- **DATA TO PROCESS**:
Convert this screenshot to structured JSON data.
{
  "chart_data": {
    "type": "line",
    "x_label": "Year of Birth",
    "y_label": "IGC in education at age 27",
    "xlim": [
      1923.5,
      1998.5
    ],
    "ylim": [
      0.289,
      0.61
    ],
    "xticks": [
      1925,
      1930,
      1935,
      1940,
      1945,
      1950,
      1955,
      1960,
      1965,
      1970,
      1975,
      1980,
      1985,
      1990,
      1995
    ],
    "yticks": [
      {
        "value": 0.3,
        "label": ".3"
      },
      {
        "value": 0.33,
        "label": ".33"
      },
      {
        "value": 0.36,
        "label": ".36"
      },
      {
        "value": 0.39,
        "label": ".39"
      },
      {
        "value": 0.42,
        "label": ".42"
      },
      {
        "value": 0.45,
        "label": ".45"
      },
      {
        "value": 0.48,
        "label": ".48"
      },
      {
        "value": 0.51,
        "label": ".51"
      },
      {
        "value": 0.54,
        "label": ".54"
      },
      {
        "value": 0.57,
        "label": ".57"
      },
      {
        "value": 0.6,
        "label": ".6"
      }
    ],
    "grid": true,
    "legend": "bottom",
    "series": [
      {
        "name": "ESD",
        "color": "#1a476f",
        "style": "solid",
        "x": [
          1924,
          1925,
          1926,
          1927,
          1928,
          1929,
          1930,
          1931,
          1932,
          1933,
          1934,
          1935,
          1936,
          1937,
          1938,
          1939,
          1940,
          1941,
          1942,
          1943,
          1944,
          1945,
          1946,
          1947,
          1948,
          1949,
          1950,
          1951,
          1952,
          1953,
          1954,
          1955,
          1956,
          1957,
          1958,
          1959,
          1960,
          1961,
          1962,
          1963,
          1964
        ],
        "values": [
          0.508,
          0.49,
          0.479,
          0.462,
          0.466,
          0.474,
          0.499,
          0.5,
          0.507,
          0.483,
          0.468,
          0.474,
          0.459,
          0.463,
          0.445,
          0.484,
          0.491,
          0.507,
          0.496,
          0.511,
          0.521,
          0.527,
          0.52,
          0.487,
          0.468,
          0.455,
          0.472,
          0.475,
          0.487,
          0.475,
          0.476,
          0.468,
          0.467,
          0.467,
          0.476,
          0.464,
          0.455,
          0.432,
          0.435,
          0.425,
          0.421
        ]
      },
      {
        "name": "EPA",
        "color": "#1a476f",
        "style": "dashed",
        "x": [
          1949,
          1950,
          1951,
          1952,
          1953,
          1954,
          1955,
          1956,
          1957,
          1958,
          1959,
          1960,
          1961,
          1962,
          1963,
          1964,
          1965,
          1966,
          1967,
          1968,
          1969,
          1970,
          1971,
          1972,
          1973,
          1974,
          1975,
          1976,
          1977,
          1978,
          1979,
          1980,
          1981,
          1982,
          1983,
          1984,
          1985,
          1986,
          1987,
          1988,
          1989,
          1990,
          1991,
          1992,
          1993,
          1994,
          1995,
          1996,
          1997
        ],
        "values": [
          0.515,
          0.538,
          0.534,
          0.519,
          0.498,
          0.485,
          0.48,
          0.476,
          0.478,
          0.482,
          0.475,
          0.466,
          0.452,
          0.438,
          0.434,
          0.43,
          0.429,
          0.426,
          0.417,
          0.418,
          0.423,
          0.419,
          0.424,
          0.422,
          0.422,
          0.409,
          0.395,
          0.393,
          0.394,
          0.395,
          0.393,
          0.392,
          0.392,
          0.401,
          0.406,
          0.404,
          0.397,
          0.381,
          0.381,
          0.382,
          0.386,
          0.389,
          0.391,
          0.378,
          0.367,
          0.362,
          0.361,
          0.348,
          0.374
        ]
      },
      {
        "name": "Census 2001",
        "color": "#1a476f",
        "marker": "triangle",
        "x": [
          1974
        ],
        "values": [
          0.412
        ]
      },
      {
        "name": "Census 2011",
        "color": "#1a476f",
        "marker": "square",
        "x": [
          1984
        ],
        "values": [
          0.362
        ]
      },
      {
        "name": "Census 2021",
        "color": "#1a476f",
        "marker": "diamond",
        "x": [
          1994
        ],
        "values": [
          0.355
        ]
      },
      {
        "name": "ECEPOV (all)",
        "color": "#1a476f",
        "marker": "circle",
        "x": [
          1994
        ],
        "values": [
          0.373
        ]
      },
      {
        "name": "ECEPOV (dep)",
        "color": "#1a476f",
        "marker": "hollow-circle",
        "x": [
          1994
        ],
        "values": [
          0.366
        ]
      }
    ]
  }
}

- **INSTRUCTION**: Transcribe every entry word for word.

- **ANSWER TO THIS EXERCISE**:
Convert this screenshot to structured JSON data.
{
  "chart_data": {
    "type": "line",
    "x_label": "Year of Birth",
    "y_label": "IGC in education at age 27",
    "xlim": [
      1923.5,
      1998.5
    ],
    "ylim": [
      0.289,
      0.61
    ],
    "xticks": [
      1925,
      1930,
      1935,
      1940,
      1945,
      1950,
      1955,
      1960,
      1965,
      1970,
      1975,
      1980,
      1985,
      1990,
      1995
    ],
    "yticks": [
      {
        "value": 0.3,
        "label": ".3"
      },
      {
        "value": 0.33,
        "label": ".33"
      },
      {
        "value": 0.36,
        "label": ".36"
      },
      {
        "value": 0.39,
        "label": ".39"
      },
      {
        "value": 0.42,
        "label": ".42"
      },
      {
        "value": 0.45,
        "label": ".45"
      },
      {
        "value": 0.48,
        "label": ".48"
      },
      {
        "value": 0.51,
        "label": ".51"
      },
      {
        "value": 0.54,
        "label": ".54"
      },
      {
        "value": 0.57,
        "label": ".57"
      },
      {
        "value": 0.6,
        "label": ".6"
      }
    ],
    "grid": true,
    "legend": "bottom",
    "series": [
      {
        "name": "ESD",
        "color": "#1a476f",
        "style": "solid",
        "x": [
          1924,
          1925,
          1926,
          1927,
          1928,
          1929,
          1930,
          1931,
          1932,
          1933,
          1934,
          1935,
          1936,
          1937,
          1938,
          1939,
          1940,
          1941,
          1942,
          1943,
          1944,
          1945,
          1946,
          1947,
          1948,
          1949,
          1950,
          1951,
          1952,
          1953,
          1954,
          1955,
          1956,
          1957,
          1958,
          1959,
          1960,
          1961,
          1962,
          1963,
          1964
        ],
        "values": [
          0.508,
          0.49,
          0.479,
          0.462,
          0.466,
          0.474,
          0.499,
          0.5,
          0.507,
          0.483,
          0.468,
          0.474,
          0.459,
          0.463,
          0.445,
          0.484,
          0.491,
          0.507,
          0.496,
          0.511,
          0.521,
          0.527,
          0.52,
          0.487,
          0.468,
          0.455,
          0.472,
          0.475,
          0.487,
          0.475,
          0.476,
          0.468,
          0.467,
          0.467,
          0.476,
          0.464,
          0.455,
          0.432,
          0.435,
          0.425,
          0.421
        ]
      },
      {
        "name": "EPA",
        "color": "#1a476f",
        "style": "dashed",
        "x": [
          1949,
          1950,
          1951,
          1952,
          1953,
          1954,
          1955,
          1956,
          1957,
          1958,
          1959,
          1960,
          1961,
          1962,
          1963,
          1964,
          1965,
          1966,
          1967,
          1968,
          1969,
          1970,
          1971,
          1972,
          1973,
          1974,
          1975,
          1976,
          1977,
          1978,
          1979,
          1980,
          1981,
          1982,
          1983,
          1984,
          1985,
          1986,
          1987,
          1988,
          1989,
          1990,
          1991,
          1992,
          1993,
          1994,
          1995,
          1996,
          1997
        ],
        "values": [
          0.515,
          0.538,
          0.534,
          0.519,
          0.498,
          0.485,
          0.48,
          0.476,
          0.478,
          0.482,
          0.475,
          0.466,
          0.452,
          0.438,
          0.434,
          0.43,
          0.429,
          0.426,
          0.417,
          0.418,
          0.423,
          0.419,
          0.424,
          0.422,
          0.422,
          0.409,
          0.395,
          0.393,
          0.394,
          0.395,
          0.393,
          0.392,
          0.392,
          0.401,
          0.406,
          0.404,
          0.397,
          0.381,
          0.381,
          0.382,
          0.386,
          0.389,
          0.391,
          0.378,
          0.367,
          0.362,
          0.361,
          0.348,
          0.374
        ]
      },
      {
        "name": "Census 2001",
        "color": "#1a476f",
        "marker": "triangle",
        "x": [
          1974
        ],
        "values": [
          0.412
        ]
      },
      {
        "name": "Census 2011",
        "color": "#1a476f",
        "marker": "square",
        "x": [
          1984
        ],
        "values": [
          0.362
        ]
      },
      {
        "name": "Census 2021",
        "color": "#1a476f",
        "marker": "diamond",
        "x": [
          1994
        ],
        "values": [
          0.355
        ]
      },
      {
        "name": "ECEPOV (all)",
        "color": "#1a476f",
        "marker": "circle",
        "x": [
          1994
        ],
        "values": [
          0.373
        ]
      },
      {
        "name": "ECEPOV (dep)",
        "color": "#1a476f",
        "marker": "hollow-circle",
        "x": [
          1994
        ],
        "values": [
          0.366
        ]
      }
    ]
  }
}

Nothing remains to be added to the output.